Repeat the records below exactly, leaving out every picture.

(Items from a dataset)
□ □ □ □ □

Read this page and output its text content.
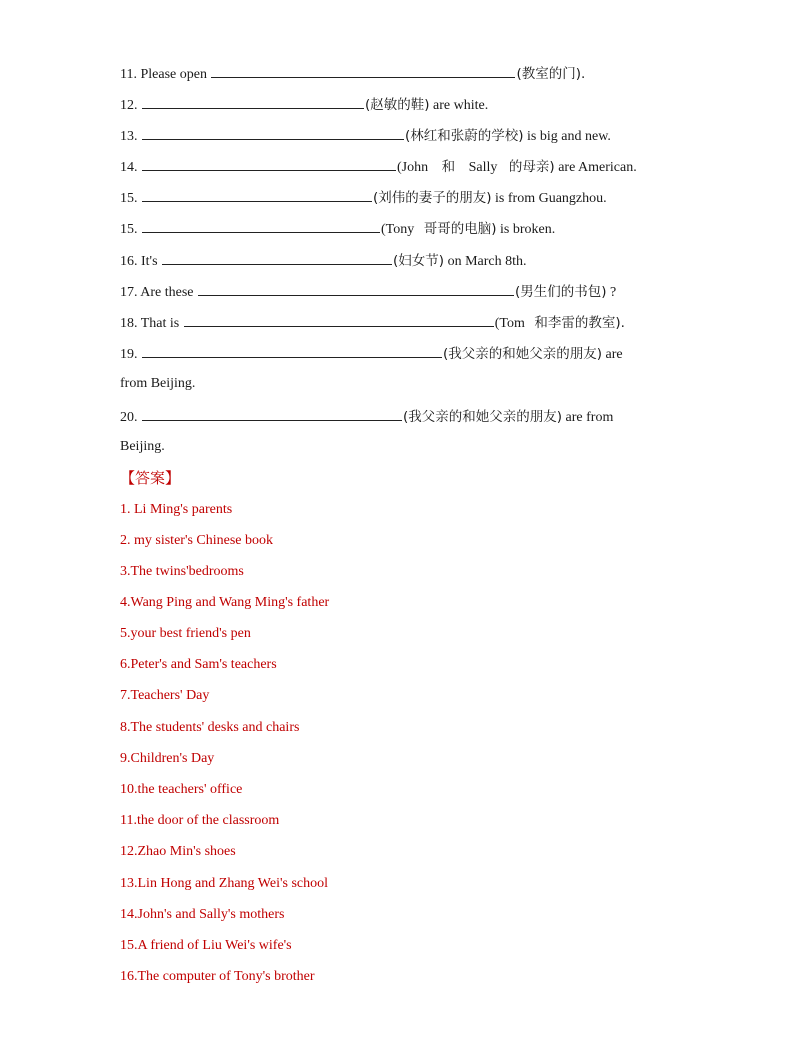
11. Please open	(教室的门).
12.	(赵敏的鞋) are white.
13.	(林红和张蔚的学校) is big and new.
14.	(John 和 Sally 的母亲) are American.
15.	(刘伟的妻子的朋友) is from Guangzhou.
15.	(Tony 哥哥的电脑) is broken.
16. It's	(妇女节) on March 8th.
17. Are these	(男生们的书包) ?
18. That is	(Tom 和李雷的教室).
19.	(我父亲的和她父亲的朋友) are
from Beijing.
20.	(我父亲的和她父亲的朋友) are from
Beijing.
【答案】
1. Li Ming's parents
2. my sister's Chinese book
3.The twins'bedrooms
4.Wang Ping and Wang Ming's father
5.your best friend's pen
6.Peter's and Sam's teachers
7.Teachers' Day
8.The students' desks and chairs
9.Children's Day
10.the teachers' office
11.the door of the classroom
12.Zhao Min's shoes
13.Lin Hong and Zhang Wei's school
14.John's and Sally's mothers
15.A friend of Liu Wei's wife's
16.The computer of Tony's brother
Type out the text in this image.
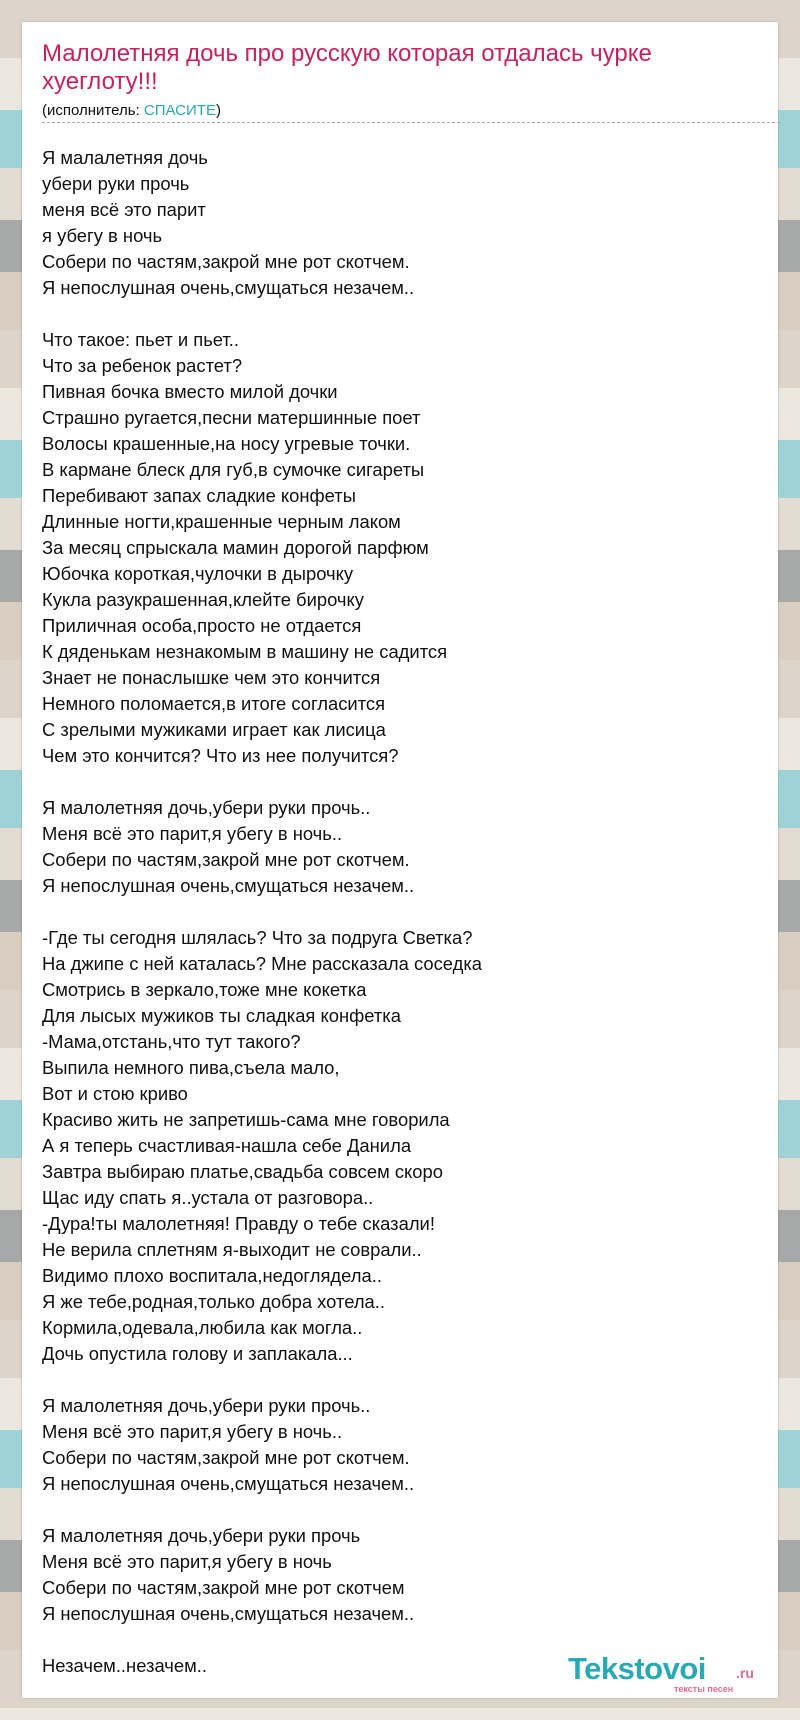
Малолетняя дочь про русскую которая отдалась чурке хуеглоту!!!
(исполнитель: СПАСИТЕ)
Я малалетняя дочь
убери руки прочь
меня всё это парит
я убегу в ночь
Собери по частям,закрой мне рот скотчем.
Я непослушная очень,смущаться незачем..
Что такое: пьет и пьет..
Что за ребенок растет?
Пивная бочка вместо милой дочки
Страшно ругается,песни матершинные поет
Волосы крашенные,на носу угревые точки.
В кармане блеск для губ,в сумочке сигареты
Перебивают запах сладкие конфеты
Длинные ногти,крашенные черным лаком
За месяц спрыскала мамин дорогой парфюм
Юбочка короткая,чулочки в дырочку
Кукла разукрашенная,клейте бирочку
Приличная особа,просто не отдается
К дяденькам незнакомым в машину не садится
Знает не понаслышке чем это кончится
Немного поломается,в итоге согласится
С зрелыми мужиками играет как лисица
Чем это кончится? Что из нее получится?
Я малолетняя дочь,убери руки прочь..
Меня всё это парит,я убегу в ночь..
Собери по частям,закрой мне рот скотчем.
Я непослушная очень,смущаться незачем..
-Где ты сегодня шлялась? Что за подруга Светка?
На джипе с ней каталась? Мне рассказала соседка
Смотрись в зеркало,тоже мне кокетка
Для лысых мужиков ты сладкая конфетка
-Мама,отстань,что тут такого?
Выпила немного пива,съела мало,
Вот и стою криво
Красиво жить не запретишь-сама мне говорила
А я теперь счастливая-нашла себе Данила
Завтра выбираю платье,свадьба совсем скоро
Щас иду спать я..устала от разговора..
-Дура!ты малолетняя! Правду о тебе сказали!
Не верила сплетням я-выходит не соврали..
Видимо плохо воспитала,недоглядела..
Я же тебе,родная,только добра хотела..
Кормила,одевала,любила как могла..
Дочь опустила голову и заплакала...
Я малолетняя дочь,убери руки прочь..
Меня всё это парит,я убегу в ночь..
Собери по частям,закрой мне рот скотчем.
Я непослушная очень,смущаться незачем..
Я малолетняя дочь,убери руки прочь
Меня всё это парит,я убегу в ночь
Собери по частям,закрой мне рот скотчем
Я непослушная очень,смущаться незачем..
Незачем..незачем..	Tekstovoi .ru
тексты песен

□ □ □ □ □

# EXERCISE SOLUTION:
Read this page and output its text content.
11. Please open	(教室的门).
12.	(赵敏的鞋) are white.
13.	(林红和张蔚的学校) is big and new.
14.	(John 和 Sally 的母亲) are American.
15.	(刘伟的妻子的朋友) is from Guangzhou.
15.	(Tony 哥哥的电脑) is broken.
16. It's	(妇女节) on March 8th.
17. Are these	(男生们的书包) ?
18. That is	(Tom 和李雷的教室).
19.	(我父亲的和她父亲的朋友) are
from Beijing.
20.	(我父亲的和她父亲的朋友) are from
Beijing.
【答案】
1. Li Ming's parents
2. my sister's Chinese book
3.The twins'bedrooms
4.Wang Ping and Wang Ming's father
5.your best friend's pen
6.Peter's and Sam's teachers
7.Teachers' Day
8.The students' desks and chairs
9.Children's Day
10.the teachers' office
11.the door of the classroom
12.Zhao Min's shoes
13.Lin Hong and Zhang Wei's school
14.John's and Sally's mothers
15.A friend of Liu Wei's wife's
16.The computer of Tony's brother
Type out the text in this image.
Малолетняя дочь про русскую которая отдалась чурке хуеглоту!!!
(исполнитель: СПАСИТЕ)
Я малалетняя дочь
убери руки прочь
меня всё это парит
я убегу в ночь
Собери по частям,закрой мне рот скотчем.
Я непослушная очень,смущаться незачем..
Что такое: пьет и пьет..
Что за ребенок растет?
Пивная бочка вместо милой дочки
Страшно ругается,песни матершинные поет
Волосы крашенные,на носу угревые точки.
В кармане блеск для губ,в сумочке сигареты
Перебивают запах сладкие конфеты
Длинные ногти,крашенные черным лаком
За месяц спрыскала мамин дорогой парфюм
Юбочка короткая,чулочки в дырочку
Кукла разукрашенная,клейте бирочку
Приличная особа,просто не отдается
К дяденькам незнакомым в машину не садится
Знает не понаслышке чем это кончится
Немного поломается,в итоге согласится
С зрелыми мужиками играет как лисица
Чем это кончится? Что из нее получится?
Я малолетняя дочь,убери руки прочь..
Меня всё это парит,я убегу в ночь..
Собери по частям,закрой мне рот скотчем.
Я непослушная очень,смущаться незачем..
-Где ты сегодня шлялась? Что за подруга Светка?
На джипе с ней каталась? Мне рассказала соседка
Смотрись в зеркало,тоже мне кокетка
Для лысых мужиков ты сладкая конфетка
-Мама,отстань,что тут такого?
Выпила немного пива,съела мало,
Вот и стою криво
Красиво жить не запретишь-сама мне говорила
А я теперь счастливая-нашла себе Данила
Завтра выбираю платье,свадьба совсем скоро
Щас иду спать я..устала от разговора..
-Дура!ты малолетняя! Правду о тебе сказали!
Не верила сплетням я-выходит не соврали..
Видимо плохо воспитала,недоглядела..
Я же тебе,родная,только добра хотела..
Кормила,одевала,любила как могла..
Дочь опустила голову и заплакала...
Я малолетняя дочь,убери руки прочь..
Меня всё это парит,я убегу в ночь..
Собери по частям,закрой мне рот скотчем.
Я непослушная очень,смущаться незачем..
Я малолетняя дочь,убери руки прочь
Меня всё это парит,я убегу в ночь
Собери по частям,закрой мне рот скотчем
Я непослушная очень,смущаться незачем..
Незачем..незачем..	Tekstovoi .ru
тексты песен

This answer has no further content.